Check each line of the material below, and copy it if it holds the string "Nationalt".
───
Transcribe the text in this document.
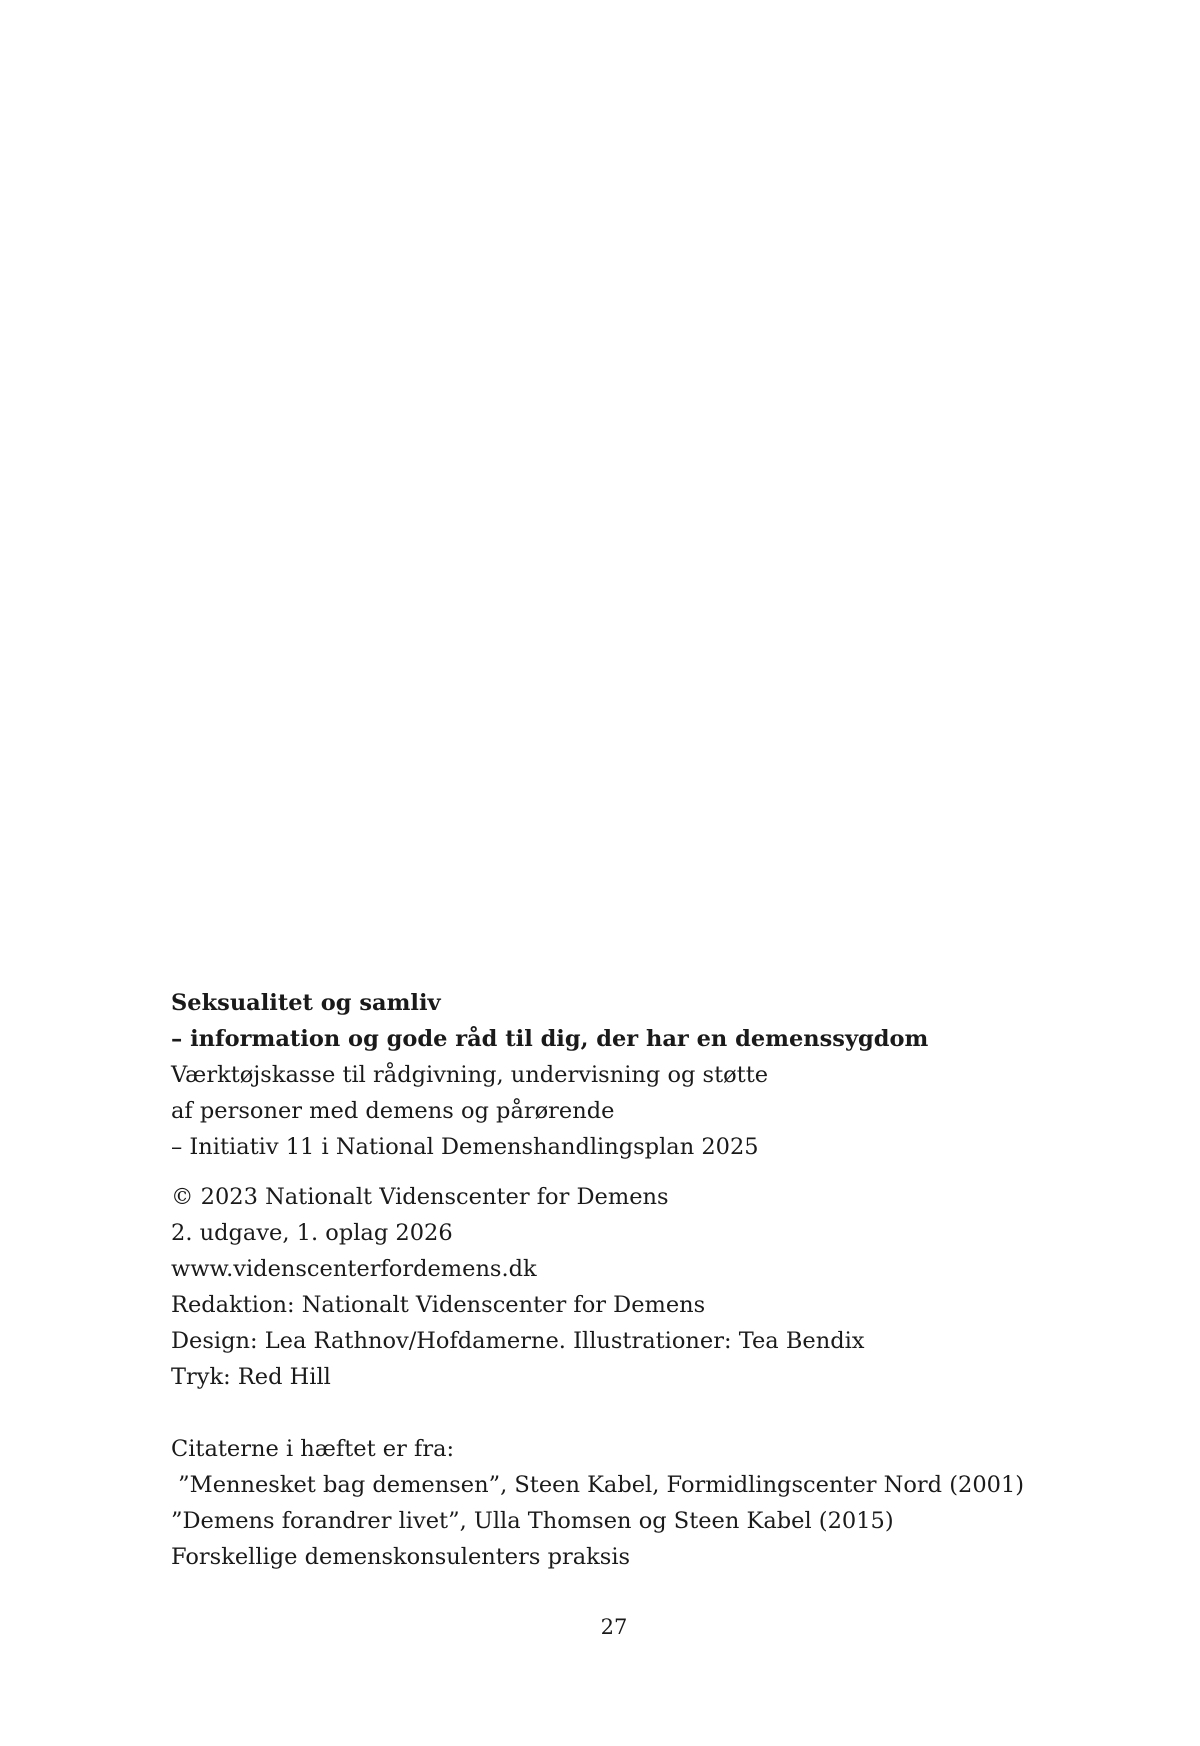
Seksualitet og samliv
– information og gode råd til dig, der har en demenssygdom
Værktøjskasse til rådgivning, undervisning og støtte
af personer med demens og pårørende
– Initiativ 11 i National Demenshandlingsplan 2025
© 2023 Nationalt Videnscenter for Demens
2. udgave, 1. oplag 2026
www.videnscenterfordemens.dk
Redaktion: Nationalt Videnscenter for Demens
Design: Lea Rathnov/Hofdamerne. Illustrationer: Tea Bendix
Tryk: Red Hill
Citaterne i hæftet er fra:
”Mennesket bag demensen”, Steen Kabel, Formidlingscenter Nord (2001)
”Demens forandrer livet”, Ulla Thomsen og Steen Kabel (2015)
Forskellige demenskonsulenters praksis
27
───
### EXPECTED OUTPUT
© 2023 Nationalt Videnscenter for Demens
Redaktion: Nationalt Videnscenter for Demens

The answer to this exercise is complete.